Start

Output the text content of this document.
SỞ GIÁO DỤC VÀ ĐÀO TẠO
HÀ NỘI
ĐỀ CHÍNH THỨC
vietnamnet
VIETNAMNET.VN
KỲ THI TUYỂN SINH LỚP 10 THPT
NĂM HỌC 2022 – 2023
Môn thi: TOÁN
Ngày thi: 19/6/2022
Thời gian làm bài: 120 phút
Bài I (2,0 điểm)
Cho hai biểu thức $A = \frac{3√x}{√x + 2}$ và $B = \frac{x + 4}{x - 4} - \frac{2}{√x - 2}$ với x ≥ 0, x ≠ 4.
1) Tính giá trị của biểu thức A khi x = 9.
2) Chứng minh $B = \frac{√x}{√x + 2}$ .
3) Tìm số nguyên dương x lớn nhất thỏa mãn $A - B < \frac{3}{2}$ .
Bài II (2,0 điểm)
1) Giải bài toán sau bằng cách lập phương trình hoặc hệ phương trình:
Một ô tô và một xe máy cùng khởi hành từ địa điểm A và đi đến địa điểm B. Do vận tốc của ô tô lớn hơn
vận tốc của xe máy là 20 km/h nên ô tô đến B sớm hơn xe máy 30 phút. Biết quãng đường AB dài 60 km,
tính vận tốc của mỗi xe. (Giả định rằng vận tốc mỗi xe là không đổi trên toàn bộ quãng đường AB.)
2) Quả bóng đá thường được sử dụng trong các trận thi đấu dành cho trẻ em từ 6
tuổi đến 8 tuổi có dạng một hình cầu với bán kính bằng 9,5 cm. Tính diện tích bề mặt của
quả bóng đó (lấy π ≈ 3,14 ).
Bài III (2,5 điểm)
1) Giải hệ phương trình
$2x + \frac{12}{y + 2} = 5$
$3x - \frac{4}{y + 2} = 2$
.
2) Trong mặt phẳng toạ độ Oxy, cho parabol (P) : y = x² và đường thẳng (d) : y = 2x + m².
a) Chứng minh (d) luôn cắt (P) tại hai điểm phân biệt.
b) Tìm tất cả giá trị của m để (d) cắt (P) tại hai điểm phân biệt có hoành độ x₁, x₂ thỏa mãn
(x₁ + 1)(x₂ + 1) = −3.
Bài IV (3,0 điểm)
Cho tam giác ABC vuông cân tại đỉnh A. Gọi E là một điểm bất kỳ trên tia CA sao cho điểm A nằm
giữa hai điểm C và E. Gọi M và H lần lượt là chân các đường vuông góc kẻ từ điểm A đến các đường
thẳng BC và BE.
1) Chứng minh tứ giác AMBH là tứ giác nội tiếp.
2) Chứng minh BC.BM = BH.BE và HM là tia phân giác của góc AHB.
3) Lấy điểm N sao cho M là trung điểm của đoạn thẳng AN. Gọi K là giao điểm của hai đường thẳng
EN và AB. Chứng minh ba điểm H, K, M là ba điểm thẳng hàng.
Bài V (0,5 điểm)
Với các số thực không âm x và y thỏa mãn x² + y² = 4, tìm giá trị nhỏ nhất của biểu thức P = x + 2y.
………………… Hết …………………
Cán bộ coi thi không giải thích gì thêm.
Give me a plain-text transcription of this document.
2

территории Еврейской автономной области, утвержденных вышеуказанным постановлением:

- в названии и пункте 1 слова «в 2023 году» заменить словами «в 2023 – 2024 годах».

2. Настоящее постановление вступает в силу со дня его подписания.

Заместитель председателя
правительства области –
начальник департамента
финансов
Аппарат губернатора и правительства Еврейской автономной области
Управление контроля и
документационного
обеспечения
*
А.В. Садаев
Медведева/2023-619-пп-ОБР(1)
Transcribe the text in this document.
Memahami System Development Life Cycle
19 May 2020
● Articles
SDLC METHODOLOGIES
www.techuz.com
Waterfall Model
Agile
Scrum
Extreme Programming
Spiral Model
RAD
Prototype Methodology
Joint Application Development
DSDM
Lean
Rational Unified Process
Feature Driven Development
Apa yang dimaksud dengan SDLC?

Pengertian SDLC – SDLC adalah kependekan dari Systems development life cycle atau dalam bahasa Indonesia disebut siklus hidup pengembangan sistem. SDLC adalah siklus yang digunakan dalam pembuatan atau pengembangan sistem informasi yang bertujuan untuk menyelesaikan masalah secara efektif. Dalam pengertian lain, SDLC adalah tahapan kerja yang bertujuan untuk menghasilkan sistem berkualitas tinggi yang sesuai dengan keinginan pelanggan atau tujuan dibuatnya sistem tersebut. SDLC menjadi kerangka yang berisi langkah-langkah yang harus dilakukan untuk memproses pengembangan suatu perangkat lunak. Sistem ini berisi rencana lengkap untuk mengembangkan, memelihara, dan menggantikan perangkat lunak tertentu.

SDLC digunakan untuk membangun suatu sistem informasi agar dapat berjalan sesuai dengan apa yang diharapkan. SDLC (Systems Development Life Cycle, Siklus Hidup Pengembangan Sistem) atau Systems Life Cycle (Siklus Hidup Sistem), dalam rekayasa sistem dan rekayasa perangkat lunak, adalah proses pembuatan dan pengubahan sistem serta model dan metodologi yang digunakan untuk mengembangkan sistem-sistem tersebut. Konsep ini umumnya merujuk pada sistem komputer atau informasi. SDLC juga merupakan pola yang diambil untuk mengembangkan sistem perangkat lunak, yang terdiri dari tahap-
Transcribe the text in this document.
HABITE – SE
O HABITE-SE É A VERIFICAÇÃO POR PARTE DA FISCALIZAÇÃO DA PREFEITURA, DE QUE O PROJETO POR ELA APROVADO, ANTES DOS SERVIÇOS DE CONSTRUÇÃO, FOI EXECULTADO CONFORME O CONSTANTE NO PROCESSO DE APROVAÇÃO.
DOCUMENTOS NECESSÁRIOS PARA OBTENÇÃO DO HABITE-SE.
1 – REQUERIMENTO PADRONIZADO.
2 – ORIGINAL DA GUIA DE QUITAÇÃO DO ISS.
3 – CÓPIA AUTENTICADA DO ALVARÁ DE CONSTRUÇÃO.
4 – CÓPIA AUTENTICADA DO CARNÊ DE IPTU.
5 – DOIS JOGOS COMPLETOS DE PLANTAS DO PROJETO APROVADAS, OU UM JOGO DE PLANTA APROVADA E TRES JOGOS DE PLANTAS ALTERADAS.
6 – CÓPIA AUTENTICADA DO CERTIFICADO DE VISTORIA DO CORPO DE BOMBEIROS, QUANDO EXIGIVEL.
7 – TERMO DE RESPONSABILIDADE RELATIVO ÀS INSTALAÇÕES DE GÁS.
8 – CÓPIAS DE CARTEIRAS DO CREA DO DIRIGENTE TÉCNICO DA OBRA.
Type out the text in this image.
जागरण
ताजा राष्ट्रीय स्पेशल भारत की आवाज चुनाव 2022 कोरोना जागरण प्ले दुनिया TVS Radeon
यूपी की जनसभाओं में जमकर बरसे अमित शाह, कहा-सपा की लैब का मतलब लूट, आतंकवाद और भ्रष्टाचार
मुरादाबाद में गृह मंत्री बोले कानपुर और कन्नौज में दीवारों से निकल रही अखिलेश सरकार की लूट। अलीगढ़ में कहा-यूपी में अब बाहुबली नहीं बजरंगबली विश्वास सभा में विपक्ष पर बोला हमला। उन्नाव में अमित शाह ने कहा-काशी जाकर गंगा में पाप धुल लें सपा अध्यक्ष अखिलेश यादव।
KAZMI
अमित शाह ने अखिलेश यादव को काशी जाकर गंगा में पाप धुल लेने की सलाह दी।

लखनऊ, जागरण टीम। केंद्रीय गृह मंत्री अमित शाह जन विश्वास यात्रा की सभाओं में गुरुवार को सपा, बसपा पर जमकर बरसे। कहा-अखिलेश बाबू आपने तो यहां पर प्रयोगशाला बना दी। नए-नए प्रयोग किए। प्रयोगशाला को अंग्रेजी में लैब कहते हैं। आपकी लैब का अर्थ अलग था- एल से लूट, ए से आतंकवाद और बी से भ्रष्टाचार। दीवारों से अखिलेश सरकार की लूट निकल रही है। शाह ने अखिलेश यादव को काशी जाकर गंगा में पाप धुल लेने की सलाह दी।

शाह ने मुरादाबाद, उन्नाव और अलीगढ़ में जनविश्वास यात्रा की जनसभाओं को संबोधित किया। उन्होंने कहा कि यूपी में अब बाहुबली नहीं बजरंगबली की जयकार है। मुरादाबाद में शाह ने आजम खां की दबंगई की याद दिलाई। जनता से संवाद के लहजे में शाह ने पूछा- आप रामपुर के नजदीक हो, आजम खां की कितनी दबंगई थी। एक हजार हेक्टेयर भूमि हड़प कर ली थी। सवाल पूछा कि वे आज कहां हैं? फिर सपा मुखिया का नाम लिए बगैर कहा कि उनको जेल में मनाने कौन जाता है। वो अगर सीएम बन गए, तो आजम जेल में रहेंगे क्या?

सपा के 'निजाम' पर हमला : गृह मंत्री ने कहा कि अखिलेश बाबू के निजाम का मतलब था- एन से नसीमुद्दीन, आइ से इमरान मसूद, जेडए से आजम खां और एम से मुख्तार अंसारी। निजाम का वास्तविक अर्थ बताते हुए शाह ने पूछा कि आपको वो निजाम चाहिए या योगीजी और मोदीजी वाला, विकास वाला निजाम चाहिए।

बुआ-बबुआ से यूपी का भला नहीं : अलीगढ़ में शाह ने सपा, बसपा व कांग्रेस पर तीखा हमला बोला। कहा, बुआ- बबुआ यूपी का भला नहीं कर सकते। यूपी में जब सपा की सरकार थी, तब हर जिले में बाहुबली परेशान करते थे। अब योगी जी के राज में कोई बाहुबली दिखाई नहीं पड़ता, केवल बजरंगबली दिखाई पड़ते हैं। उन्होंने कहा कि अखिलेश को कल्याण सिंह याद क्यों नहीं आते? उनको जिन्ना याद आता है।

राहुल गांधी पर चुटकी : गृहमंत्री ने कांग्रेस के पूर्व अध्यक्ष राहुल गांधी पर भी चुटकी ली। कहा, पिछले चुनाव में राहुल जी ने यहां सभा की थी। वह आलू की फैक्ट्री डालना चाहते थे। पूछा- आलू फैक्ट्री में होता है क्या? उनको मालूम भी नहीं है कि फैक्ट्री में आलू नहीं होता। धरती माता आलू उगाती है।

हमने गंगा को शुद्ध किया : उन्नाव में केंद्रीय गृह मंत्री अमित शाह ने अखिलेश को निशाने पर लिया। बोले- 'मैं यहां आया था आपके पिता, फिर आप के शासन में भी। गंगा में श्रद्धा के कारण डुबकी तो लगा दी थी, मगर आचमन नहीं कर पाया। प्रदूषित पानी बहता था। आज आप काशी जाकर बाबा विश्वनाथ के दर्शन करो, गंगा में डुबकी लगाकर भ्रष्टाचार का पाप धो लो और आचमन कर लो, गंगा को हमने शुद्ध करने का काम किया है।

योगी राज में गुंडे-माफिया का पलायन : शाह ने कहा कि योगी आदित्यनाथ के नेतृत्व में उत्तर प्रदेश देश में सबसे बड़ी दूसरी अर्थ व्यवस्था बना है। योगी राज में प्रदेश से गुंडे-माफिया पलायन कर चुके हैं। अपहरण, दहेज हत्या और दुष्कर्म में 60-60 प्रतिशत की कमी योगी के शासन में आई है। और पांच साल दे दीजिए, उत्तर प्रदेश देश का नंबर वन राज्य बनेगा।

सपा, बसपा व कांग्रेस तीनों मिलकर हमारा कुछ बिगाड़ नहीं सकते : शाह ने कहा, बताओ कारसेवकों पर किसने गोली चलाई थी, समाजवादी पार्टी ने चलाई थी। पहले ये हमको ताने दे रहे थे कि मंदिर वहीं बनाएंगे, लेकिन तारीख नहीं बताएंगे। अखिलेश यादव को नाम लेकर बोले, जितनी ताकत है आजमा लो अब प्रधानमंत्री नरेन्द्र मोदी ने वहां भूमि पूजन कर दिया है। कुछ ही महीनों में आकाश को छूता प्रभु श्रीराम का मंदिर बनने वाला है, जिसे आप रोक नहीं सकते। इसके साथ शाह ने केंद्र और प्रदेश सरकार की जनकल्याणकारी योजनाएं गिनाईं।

End

__Task directions__
Copy all lines from the material that contain "mengembangkan".

__Solution below__
Pengertian SDLC – SDLC adalah kependekan dari Systems development life cycle atau dalam bahasa Indonesia disebut siklus hidup pengembangan sistem. SDLC adalah siklus yang digunakan dalam pembuatan atau pengembangan sistem informasi yang bertujuan untuk menyelesaikan masalah secara efektif. Dalam pengertian lain, SDLC adalah tahapan kerja yang bertujuan untuk menghasilkan sistem berkualitas tinggi yang sesuai dengan keinginan pelanggan atau tujuan dibuatnya sistem tersebut. SDLC menjadi kerangka yang berisi langkah-langkah yang harus dilakukan untuk memproses pengembangan suatu perangkat lunak. Sistem ini berisi rencana lengkap untuk mengembangkan, memelihara, dan menggantikan perangkat lunak tertentu.
SDLC digunakan untuk membangun suatu sistem informasi agar dapat berjalan sesuai dengan apa yang diharapkan. SDLC (Systems Development Life Cycle, Siklus Hidup Pengembangan Sistem) atau Systems Life Cycle (Siklus Hidup Sistem), dalam rekayasa sistem dan rekayasa perangkat lunak, adalah proses pembuatan dan pengubahan sistem serta model dan metodologi yang digunakan untuk mengembangkan sistem-sistem tersebut. Konsep ini umumnya merujuk pada sistem komputer atau informasi. SDLC juga merupakan pola yang diambil untuk mengembangkan sistem perangkat lunak, yang terdiri dari tahap-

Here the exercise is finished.